### Exercise directions
Write out every record below exactly as it appears.

### Data in this exercise
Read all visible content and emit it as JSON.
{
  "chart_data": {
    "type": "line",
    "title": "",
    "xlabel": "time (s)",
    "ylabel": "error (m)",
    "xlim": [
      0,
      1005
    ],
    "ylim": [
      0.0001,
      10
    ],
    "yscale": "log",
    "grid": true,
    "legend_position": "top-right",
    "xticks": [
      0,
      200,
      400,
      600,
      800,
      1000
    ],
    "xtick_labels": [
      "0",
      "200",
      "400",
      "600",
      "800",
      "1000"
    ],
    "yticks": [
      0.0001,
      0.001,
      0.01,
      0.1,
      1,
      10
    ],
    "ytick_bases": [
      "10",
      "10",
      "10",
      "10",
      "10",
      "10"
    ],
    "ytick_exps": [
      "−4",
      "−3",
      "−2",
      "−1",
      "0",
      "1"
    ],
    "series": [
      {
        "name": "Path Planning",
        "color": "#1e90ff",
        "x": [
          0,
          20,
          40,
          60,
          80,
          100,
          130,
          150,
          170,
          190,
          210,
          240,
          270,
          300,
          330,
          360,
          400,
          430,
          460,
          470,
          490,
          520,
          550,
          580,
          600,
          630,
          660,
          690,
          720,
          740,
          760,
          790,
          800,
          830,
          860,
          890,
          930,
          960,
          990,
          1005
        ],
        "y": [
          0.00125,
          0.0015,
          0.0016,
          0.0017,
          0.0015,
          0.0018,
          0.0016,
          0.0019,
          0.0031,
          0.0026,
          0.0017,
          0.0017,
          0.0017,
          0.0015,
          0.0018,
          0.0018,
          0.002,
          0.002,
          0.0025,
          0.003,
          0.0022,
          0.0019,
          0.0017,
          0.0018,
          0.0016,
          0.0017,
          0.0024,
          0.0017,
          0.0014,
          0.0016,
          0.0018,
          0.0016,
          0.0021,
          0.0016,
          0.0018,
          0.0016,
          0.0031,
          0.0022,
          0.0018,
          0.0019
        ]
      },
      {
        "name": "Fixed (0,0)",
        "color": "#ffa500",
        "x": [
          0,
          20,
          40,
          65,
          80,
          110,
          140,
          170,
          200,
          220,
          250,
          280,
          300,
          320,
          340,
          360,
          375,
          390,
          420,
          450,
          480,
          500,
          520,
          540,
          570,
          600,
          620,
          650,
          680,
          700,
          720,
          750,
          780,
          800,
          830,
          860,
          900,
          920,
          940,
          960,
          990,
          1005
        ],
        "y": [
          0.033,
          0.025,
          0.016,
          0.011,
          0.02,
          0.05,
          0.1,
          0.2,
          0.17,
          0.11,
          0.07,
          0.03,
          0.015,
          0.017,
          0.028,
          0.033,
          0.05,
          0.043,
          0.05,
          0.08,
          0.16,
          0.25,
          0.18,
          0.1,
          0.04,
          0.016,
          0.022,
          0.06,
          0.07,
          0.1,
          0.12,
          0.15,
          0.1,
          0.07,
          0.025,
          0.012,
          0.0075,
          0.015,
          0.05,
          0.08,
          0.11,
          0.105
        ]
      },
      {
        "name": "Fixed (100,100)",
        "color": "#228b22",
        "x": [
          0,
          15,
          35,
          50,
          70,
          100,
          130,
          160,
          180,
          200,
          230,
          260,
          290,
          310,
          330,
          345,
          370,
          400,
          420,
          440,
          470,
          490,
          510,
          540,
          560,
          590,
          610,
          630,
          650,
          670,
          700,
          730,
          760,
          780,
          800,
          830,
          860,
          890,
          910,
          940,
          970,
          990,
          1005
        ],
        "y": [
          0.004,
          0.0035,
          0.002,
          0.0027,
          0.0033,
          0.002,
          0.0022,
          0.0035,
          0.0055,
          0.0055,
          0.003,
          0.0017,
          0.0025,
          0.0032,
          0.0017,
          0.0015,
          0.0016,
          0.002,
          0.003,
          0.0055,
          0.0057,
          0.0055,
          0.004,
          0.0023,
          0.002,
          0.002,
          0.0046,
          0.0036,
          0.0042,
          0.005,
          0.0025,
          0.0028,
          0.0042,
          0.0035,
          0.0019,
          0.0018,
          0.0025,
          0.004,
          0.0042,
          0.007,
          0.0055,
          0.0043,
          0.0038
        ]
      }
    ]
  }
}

### Output for this exercise
Read all visible content and emit it as JSON.
{
  "chart_data": {
    "type": "line",
    "title": "",
    "xlabel": "time (s)",
    "ylabel": "error (m)",
    "xlim": [
      0,
      1005
    ],
    "ylim": [
      0.0001,
      10
    ],
    "yscale": "log",
    "grid": true,
    "legend_position": "top-right",
    "xticks": [
      0,
      200,
      400,
      600,
      800,
      1000
    ],
    "xtick_labels": [
      "0",
      "200",
      "400",
      "600",
      "800",
      "1000"
    ],
    "yticks": [
      0.0001,
      0.001,
      0.01,
      0.1,
      1,
      10
    ],
    "ytick_bases": [
      "10",
      "10",
      "10",
      "10",
      "10",
      "10"
    ],
    "ytick_exps": [
      "−4",
      "−3",
      "−2",
      "−1",
      "0",
      "1"
    ],
    "series": [
      {
        "name": "Path Planning",
        "color": "#1e90ff",
        "x": [
          0,
          20,
          40,
          60,
          80,
          100,
          130,
          150,
          170,
          190,
          210,
          240,
          270,
          300,
          330,
          360,
          400,
          430,
          460,
          470,
          490,
          520,
          550,
          580,
          600,
          630,
          660,
          690,
          720,
          740,
          760,
          790,
          800,
          830,
          860,
          890,
          930,
          960,
          990,
          1005
        ],
        "y": [
          0.00125,
          0.0015,
          0.0016,
          0.0017,
          0.0015,
          0.0018,
          0.0016,
          0.0019,
          0.0031,
          0.0026,
          0.0017,
          0.0017,
          0.0017,
          0.0015,
          0.0018,
          0.0018,
          0.002,
          0.002,
          0.0025,
          0.003,
          0.0022,
          0.0019,
          0.0017,
          0.0018,
          0.0016,
          0.0017,
          0.0024,
          0.0017,
          0.0014,
          0.0016,
          0.0018,
          0.0016,
          0.0021,
          0.0016,
          0.0018,
          0.0016,
          0.0031,
          0.0022,
          0.0018,
          0.0019
        ]
      },
      {
        "name": "Fixed (0,0)",
        "color": "#ffa500",
        "x": [
          0,
          20,
          40,
          65,
          80,
          110,
          140,
          170,
          200,
          220,
          250,
          280,
          300,
          320,
          340,
          360,
          375,
          390,
          420,
          450,
          480,
          500,
          520,
          540,
          570,
          600,
          620,
          650,
          680,
          700,
          720,
          750,
          780,
          800,
          830,
          860,
          900,
          920,
          940,
          960,
          990,
          1005
        ],
        "y": [
          0.033,
          0.025,
          0.016,
          0.011,
          0.02,
          0.05,
          0.1,
          0.2,
          0.17,
          0.11,
          0.07,
          0.03,
          0.015,
          0.017,
          0.028,
          0.033,
          0.05,
          0.043,
          0.05,
          0.08,
          0.16,
          0.25,
          0.18,
          0.1,
          0.04,
          0.016,
          0.022,
          0.06,
          0.07,
          0.1,
          0.12,
          0.15,
          0.1,
          0.07,
          0.025,
          0.012,
          0.0075,
          0.015,
          0.05,
          0.08,
          0.11,
          0.105
        ]
      },
      {
        "name": "Fixed (100,100)",
        "color": "#228b22",
        "x": [
          0,
          15,
          35,
          50,
          70,
          100,
          130,
          160,
          180,
          200,
          230,
          260,
          290,
          310,
          330,
          345,
          370,
          400,
          420,
          440,
          470,
          490,
          510,
          540,
          560,
          590,
          610,
          630,
          650,
          670,
          700,
          730,
          760,
          780,
          800,
          830,
          860,
          890,
          910,
          940,
          970,
          990,
          1005
        ],
        "y": [
          0.004,
          0.0035,
          0.002,
          0.0027,
          0.0033,
          0.002,
          0.0022,
          0.0035,
          0.0055,
          0.0055,
          0.003,
          0.0017,
          0.0025,
          0.0032,
          0.0017,
          0.0015,
          0.0016,
          0.002,
          0.003,
          0.0055,
          0.0057,
          0.0055,
          0.004,
          0.0023,
          0.002,
          0.002,
          0.0046,
          0.0036,
          0.0042,
          0.005,
          0.0025,
          0.0028,
          0.0042,
          0.0035,
          0.0019,
          0.0018,
          0.0025,
          0.004,
          0.0042,
          0.007,
          0.0055,
          0.0043,
          0.0038
        ]
      }
    ]
  }
}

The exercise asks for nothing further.